--- Begin ---
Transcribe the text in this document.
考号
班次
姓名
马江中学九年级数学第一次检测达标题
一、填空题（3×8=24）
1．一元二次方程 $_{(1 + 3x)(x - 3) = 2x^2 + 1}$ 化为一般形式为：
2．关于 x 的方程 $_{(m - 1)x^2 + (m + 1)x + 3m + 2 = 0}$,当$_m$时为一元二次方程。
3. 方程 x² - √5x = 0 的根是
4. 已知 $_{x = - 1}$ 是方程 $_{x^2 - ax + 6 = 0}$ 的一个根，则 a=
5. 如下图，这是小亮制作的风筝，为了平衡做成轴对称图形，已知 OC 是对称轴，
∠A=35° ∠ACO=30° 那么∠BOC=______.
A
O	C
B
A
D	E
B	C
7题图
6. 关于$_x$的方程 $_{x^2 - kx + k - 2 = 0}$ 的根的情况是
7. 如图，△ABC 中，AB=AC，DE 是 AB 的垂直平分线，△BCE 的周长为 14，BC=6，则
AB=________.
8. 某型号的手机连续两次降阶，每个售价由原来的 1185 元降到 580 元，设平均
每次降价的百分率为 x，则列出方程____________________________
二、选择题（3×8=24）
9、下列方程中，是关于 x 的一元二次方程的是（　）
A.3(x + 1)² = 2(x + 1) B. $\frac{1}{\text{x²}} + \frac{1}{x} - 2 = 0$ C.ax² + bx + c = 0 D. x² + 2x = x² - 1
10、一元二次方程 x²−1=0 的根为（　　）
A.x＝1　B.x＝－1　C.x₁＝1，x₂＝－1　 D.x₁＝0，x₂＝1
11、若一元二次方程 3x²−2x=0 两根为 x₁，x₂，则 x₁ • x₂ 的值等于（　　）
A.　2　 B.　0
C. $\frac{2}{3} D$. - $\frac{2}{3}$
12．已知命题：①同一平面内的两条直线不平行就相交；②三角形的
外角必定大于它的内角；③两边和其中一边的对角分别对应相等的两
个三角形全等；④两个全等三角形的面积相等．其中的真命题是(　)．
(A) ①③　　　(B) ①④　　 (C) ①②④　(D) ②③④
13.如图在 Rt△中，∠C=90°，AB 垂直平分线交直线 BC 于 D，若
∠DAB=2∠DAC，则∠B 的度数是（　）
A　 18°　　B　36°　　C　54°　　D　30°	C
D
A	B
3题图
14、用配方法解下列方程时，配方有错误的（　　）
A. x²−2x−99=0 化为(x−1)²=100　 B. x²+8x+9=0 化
--- End ---
• SET EXERCISE
Determine the number of lines in the records that include the string "frac", and respond with that number only.

• COMPLETE OUTPUT
2